---- Material for this exercise
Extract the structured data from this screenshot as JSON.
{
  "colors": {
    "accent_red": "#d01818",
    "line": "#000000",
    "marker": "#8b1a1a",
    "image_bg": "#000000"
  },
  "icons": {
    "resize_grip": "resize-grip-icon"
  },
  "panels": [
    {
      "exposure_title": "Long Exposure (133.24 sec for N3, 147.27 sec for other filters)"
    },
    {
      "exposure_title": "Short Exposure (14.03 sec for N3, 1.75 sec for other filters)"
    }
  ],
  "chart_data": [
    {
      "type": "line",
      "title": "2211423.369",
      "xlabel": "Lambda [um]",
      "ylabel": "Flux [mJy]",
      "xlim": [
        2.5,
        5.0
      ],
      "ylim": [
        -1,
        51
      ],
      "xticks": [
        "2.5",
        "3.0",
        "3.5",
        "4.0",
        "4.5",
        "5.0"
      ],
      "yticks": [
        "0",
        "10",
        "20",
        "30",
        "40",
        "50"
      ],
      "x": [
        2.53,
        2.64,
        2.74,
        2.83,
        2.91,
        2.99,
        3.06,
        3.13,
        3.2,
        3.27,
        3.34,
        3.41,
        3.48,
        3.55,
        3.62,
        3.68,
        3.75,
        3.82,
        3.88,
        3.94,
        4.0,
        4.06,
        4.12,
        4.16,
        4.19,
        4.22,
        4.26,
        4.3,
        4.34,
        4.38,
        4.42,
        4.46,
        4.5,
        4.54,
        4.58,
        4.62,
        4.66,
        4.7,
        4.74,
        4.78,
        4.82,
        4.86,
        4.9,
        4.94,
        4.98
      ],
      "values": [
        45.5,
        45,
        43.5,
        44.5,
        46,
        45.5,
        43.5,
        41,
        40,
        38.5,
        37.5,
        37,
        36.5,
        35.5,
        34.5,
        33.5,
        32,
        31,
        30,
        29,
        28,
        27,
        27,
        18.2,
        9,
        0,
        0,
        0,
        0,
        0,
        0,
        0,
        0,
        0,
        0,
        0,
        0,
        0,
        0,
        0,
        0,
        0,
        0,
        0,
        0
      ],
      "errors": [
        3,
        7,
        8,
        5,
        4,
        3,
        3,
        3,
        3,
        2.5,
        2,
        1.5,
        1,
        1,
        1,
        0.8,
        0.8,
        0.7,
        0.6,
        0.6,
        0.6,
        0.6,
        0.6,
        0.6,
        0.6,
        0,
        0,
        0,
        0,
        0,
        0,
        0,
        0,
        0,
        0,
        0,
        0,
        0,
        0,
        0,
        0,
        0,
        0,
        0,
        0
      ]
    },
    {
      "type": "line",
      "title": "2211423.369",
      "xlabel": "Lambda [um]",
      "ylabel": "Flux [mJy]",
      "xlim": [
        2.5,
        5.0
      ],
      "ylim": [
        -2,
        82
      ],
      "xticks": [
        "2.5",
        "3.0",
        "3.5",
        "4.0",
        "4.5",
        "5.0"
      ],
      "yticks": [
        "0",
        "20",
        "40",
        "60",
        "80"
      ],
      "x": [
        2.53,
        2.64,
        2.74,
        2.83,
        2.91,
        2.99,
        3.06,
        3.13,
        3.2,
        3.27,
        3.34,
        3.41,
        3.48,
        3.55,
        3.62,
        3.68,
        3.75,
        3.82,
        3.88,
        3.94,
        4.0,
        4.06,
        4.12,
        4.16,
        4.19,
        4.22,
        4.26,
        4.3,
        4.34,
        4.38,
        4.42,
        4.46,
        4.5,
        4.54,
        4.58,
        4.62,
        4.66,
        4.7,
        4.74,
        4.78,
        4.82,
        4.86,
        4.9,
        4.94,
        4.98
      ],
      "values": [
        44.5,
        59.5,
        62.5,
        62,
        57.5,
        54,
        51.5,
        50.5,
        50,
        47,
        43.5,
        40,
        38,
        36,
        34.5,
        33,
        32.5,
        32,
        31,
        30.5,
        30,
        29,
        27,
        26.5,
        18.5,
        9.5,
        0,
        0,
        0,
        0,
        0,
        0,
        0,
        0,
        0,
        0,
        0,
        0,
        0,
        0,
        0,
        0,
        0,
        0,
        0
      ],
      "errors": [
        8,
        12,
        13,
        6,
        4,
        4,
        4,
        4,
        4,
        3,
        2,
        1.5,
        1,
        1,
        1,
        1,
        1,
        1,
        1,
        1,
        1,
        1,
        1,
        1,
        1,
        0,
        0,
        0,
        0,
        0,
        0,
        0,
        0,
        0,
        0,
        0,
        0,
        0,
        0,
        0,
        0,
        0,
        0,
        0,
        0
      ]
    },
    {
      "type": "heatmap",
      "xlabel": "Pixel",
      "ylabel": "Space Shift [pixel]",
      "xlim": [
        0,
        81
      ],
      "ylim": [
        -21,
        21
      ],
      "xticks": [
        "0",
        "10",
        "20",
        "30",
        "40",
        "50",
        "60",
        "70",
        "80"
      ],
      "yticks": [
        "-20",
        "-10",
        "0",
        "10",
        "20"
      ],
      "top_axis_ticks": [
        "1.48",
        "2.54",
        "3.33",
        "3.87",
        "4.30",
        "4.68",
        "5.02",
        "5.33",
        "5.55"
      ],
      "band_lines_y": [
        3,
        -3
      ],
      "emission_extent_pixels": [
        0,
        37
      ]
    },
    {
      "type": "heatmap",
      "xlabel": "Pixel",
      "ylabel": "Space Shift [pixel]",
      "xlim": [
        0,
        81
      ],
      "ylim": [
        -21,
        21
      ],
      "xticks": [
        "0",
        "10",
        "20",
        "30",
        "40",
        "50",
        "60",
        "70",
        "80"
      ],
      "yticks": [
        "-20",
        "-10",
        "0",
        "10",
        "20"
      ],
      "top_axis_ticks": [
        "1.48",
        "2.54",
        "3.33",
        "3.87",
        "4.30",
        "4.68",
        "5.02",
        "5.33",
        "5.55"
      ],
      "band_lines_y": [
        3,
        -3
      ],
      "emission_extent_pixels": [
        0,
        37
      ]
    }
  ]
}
--------
| Written request |
Using the exact wording, write out all of the records.

| Written solution |
Extract the structured data from this screenshot as JSON.
{
  "colors": {
    "accent_red": "#d01818",
    "line": "#000000",
    "marker": "#8b1a1a",
    "image_bg": "#000000"
  },
  "icons": {
    "resize_grip": "resize-grip-icon"
  },
  "panels": [
    {
      "exposure_title": "Long Exposure (133.24 sec for N3, 147.27 sec for other filters)"
    },
    {
      "exposure_title": "Short Exposure (14.03 sec for N3, 1.75 sec for other filters)"
    }
  ],
  "chart_data": [
    {
      "type": "line",
      "title": "2211423.369",
      "xlabel": "Lambda [um]",
      "ylabel": "Flux [mJy]",
      "xlim": [
        2.5,
        5.0
      ],
      "ylim": [
        -1,
        51
      ],
      "xticks": [
        "2.5",
        "3.0",
        "3.5",
        "4.0",
        "4.5",
        "5.0"
      ],
      "yticks": [
        "0",
        "10",
        "20",
        "30",
        "40",
        "50"
      ],
      "x": [
        2.53,
        2.64,
        2.74,
        2.83,
        2.91,
        2.99,
        3.06,
        3.13,
        3.2,
        3.27,
        3.34,
        3.41,
        3.48,
        3.55,
        3.62,
        3.68,
        3.75,
        3.82,
        3.88,
        3.94,
        4.0,
        4.06,
        4.12,
        4.16,
        4.19,
        4.22,
        4.26,
        4.3,
        4.34,
        4.38,
        4.42,
        4.46,
        4.5,
        4.54,
        4.58,
        4.62,
        4.66,
        4.7,
        4.74,
        4.78,
        4.82,
        4.86,
        4.9,
        4.94,
        4.98
      ],
      "values": [
        45.5,
        45,
        43.5,
        44.5,
        46,
        45.5,
        43.5,
        41,
        40,
        38.5,
        37.5,
        37,
        36.5,
        35.5,
        34.5,
        33.5,
        32,
        31,
        30,
        29,
        28,
        27,
        27,
        18.2,
        9,
        0,
        0,
        0,
        0,
        0,
        0,
        0,
        0,
        0,
        0,
        0,
        0,
        0,
        0,
        0,
        0,
        0,
        0,
        0,
        0
      ],
      "errors": [
        3,
        7,
        8,
        5,
        4,
        3,
        3,
        3,
        3,
        2.5,
        2,
        1.5,
        1,
        1,
        1,
        0.8,
        0.8,
        0.7,
        0.6,
        0.6,
        0.6,
        0.6,
        0.6,
        0.6,
        0.6,
        0,
        0,
        0,
        0,
        0,
        0,
        0,
        0,
        0,
        0,
        0,
        0,
        0,
        0,
        0,
        0,
        0,
        0,
        0,
        0
      ]
    },
    {
      "type": "line",
      "title": "2211423.369",
      "xlabel": "Lambda [um]",
      "ylabel": "Flux [mJy]",
      "xlim": [
        2.5,
        5.0
      ],
      "ylim": [
        -2,
        82
      ],
      "xticks": [
        "2.5",
        "3.0",
        "3.5",
        "4.0",
        "4.5",
        "5.0"
      ],
      "yticks": [
        "0",
        "20",
        "40",
        "60",
        "80"
      ],
      "x": [
        2.53,
        2.64,
        2.74,
        2.83,
        2.91,
        2.99,
        3.06,
        3.13,
        3.2,
        3.27,
        3.34,
        3.41,
        3.48,
        3.55,
        3.62,
        3.68,
        3.75,
        3.82,
        3.88,
        3.94,
        4.0,
        4.06,
        4.12,
        4.16,
        4.19,
        4.22,
        4.26,
        4.3,
        4.34,
        4.38,
        4.42,
        4.46,
        4.5,
        4.54,
        4.58,
        4.62,
        4.66,
        4.7,
        4.74,
        4.78,
        4.82,
        4.86,
        4.9,
        4.94,
        4.98
      ],
      "values": [
        44.5,
        59.5,
        62.5,
        62,
        57.5,
        54,
        51.5,
        50.5,
        50,
        47,
        43.5,
        40,
        38,
        36,
        34.5,
        33,
        32.5,
        32,
        31,
        30.5,
        30,
        29,
        27,
        26.5,
        18.5,
        9.5,
        0,
        0,
        0,
        0,
        0,
        0,
        0,
        0,
        0,
        0,
        0,
        0,
        0,
        0,
        0,
        0,
        0,
        0,
        0
      ],
      "errors": [
        8,
        12,
        13,
        6,
        4,
        4,
        4,
        4,
        4,
        3,
        2,
        1.5,
        1,
        1,
        1,
        1,
        1,
        1,
        1,
        1,
        1,
        1,
        1,
        1,
        1,
        0,
        0,
        0,
        0,
        0,
        0,
        0,
        0,
        0,
        0,
        0,
        0,
        0,
        0,
        0,
        0,
        0,
        0,
        0,
        0
      ]
    },
    {
      "type": "heatmap",
      "xlabel": "Pixel",
      "ylabel": "Space Shift [pixel]",
      "xlim": [
        0,
        81
      ],
      "ylim": [
        -21,
        21
      ],
      "xticks": [
        "0",
        "10",
        "20",
        "30",
        "40",
        "50",
        "60",
        "70",
        "80"
      ],
      "yticks": [
        "-20",
        "-10",
        "0",
        "10",
        "20"
      ],
      "top_axis_ticks": [
        "1.48",
        "2.54",
        "3.33",
        "3.87",
        "4.30",
        "4.68",
        "5.02",
        "5.33",
        "5.55"
      ],
      "band_lines_y": [
        3,
        -3
      ],
      "emission_extent_pixels": [
        0,
        37
      ]
    },
    {
      "type": "heatmap",
      "xlabel": "Pixel",
      "ylabel": "Space Shift [pixel]",
      "xlim": [
        0,
        81
      ],
      "ylim": [
        -21,
        21
      ],
      "xticks": [
        "0",
        "10",
        "20",
        "30",
        "40",
        "50",
        "60",
        "70",
        "80"
      ],
      "yticks": [
        "-20",
        "-10",
        "0",
        "10",
        "20"
      ],
      "top_axis_ticks": [
        "1.48",
        "2.54",
        "3.33",
        "3.87",
        "4.30",
        "4.68",
        "5.02",
        "5.33",
        "5.55"
      ],
      "band_lines_y": [
        3,
        -3
      ],
      "emission_extent_pixels": [
        0,
        37
      ]
    }
  ]
}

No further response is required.